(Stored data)
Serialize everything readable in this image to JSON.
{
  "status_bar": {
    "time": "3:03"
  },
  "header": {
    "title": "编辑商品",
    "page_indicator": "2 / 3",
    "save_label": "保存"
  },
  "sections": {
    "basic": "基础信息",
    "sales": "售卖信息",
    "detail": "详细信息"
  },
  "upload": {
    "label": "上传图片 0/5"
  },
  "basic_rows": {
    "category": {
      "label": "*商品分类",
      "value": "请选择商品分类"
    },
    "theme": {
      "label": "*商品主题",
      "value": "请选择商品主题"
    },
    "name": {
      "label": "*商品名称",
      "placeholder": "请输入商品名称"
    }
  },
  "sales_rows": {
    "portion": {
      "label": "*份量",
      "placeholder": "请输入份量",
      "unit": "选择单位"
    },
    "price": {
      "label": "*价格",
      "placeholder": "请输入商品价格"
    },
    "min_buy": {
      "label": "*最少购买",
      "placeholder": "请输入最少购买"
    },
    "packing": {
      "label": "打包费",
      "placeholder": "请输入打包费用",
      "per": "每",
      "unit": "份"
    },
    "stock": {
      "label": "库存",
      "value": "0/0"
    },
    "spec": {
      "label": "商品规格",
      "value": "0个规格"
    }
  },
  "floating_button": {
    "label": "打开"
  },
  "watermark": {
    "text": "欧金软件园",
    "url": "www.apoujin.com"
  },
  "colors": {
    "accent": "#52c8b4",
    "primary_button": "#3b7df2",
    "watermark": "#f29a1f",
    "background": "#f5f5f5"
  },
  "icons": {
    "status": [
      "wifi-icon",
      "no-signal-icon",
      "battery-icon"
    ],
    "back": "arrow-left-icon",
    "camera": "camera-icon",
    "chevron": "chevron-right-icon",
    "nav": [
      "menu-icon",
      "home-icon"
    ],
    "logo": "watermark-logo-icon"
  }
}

PROBLEM REQUIREMENTS —
Pull out every line holding "watermark" from the records above, and copy it.

ANSWER TO THIS PROBLEM —
  "watermark": {
    "watermark": "#f29a1f",
    "logo": "watermark-logo-icon"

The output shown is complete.